WHAT IS BEING ASKED:
From the entries below, count the lines with "Albufera". Write only the count.

** START OF DATASET EXCERPTS **

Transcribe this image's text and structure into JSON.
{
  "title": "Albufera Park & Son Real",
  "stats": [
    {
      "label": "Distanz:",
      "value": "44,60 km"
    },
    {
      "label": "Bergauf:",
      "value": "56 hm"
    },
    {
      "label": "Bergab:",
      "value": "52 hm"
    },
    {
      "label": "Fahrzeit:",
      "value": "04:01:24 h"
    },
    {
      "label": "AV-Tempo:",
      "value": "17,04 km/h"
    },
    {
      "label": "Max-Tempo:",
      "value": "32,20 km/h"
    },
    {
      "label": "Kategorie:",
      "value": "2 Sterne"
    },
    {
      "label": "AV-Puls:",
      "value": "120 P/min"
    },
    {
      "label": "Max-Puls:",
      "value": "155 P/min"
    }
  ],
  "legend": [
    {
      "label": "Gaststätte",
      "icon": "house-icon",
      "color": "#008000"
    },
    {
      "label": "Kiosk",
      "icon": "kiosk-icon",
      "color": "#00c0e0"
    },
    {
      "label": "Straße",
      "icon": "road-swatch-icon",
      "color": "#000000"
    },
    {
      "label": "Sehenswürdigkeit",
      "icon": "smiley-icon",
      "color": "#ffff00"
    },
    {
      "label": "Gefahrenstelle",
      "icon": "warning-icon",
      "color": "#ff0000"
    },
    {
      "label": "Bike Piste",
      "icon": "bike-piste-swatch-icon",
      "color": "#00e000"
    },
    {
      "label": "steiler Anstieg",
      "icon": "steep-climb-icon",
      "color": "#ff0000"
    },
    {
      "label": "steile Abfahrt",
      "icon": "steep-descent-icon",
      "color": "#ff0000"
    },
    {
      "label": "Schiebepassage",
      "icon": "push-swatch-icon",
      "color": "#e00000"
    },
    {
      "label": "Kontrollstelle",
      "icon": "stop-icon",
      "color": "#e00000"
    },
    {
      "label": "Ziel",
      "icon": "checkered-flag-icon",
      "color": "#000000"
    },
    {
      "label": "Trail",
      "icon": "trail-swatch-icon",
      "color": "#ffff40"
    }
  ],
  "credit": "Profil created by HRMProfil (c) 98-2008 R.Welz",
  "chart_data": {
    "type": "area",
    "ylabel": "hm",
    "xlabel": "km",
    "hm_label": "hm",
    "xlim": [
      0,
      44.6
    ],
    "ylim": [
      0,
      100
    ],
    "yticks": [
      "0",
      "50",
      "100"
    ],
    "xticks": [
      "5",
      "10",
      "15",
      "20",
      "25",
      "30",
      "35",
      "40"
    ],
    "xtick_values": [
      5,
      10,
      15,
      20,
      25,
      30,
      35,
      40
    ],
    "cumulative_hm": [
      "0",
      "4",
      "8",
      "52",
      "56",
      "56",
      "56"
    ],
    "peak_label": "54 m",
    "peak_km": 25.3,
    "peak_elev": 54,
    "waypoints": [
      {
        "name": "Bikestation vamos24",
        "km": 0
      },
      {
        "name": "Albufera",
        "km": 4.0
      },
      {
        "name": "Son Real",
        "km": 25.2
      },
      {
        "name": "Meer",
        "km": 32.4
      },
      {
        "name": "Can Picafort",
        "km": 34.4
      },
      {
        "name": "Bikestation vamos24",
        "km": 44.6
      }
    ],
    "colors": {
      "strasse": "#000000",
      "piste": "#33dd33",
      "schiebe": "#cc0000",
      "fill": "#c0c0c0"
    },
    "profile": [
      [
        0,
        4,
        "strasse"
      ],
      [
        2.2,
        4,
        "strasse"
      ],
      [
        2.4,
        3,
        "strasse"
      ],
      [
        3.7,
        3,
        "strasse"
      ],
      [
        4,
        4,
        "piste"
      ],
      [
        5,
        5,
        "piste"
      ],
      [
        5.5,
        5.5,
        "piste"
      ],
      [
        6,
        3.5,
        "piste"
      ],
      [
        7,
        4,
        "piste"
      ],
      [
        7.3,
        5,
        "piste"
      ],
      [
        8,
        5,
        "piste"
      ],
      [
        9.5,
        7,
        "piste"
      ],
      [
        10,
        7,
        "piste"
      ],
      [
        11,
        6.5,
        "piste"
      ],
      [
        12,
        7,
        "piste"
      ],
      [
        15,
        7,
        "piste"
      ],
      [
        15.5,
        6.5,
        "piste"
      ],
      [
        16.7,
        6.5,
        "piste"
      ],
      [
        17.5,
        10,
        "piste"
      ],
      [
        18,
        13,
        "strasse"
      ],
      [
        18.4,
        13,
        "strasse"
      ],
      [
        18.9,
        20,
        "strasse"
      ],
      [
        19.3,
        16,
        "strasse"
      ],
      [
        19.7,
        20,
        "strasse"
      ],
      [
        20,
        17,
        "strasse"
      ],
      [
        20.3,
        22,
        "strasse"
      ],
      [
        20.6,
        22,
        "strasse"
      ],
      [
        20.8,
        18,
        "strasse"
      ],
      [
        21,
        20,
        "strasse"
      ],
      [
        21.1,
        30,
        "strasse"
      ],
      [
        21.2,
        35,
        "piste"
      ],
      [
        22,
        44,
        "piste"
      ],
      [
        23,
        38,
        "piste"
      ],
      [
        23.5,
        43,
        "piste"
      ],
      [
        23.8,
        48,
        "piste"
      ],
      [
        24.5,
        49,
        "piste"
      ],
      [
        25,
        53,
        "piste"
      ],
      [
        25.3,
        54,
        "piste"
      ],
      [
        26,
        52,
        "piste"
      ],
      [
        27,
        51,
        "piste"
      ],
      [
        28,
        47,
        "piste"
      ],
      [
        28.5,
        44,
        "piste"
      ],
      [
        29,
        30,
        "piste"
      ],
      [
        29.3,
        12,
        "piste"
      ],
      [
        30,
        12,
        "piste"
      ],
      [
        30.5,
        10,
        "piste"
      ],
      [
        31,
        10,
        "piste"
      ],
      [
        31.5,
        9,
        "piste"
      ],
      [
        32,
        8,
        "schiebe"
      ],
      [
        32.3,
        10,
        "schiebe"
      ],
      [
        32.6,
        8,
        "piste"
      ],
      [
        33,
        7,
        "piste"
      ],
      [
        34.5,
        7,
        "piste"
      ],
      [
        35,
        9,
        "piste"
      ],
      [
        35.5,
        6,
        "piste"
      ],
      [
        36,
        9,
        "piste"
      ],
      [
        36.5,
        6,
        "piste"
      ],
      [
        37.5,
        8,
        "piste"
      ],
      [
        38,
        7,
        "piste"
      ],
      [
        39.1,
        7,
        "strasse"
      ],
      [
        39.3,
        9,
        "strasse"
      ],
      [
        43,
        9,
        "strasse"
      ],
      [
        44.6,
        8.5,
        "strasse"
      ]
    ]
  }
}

** END OF DATASET EXCERPTS **

EXERCISE RESULT:
2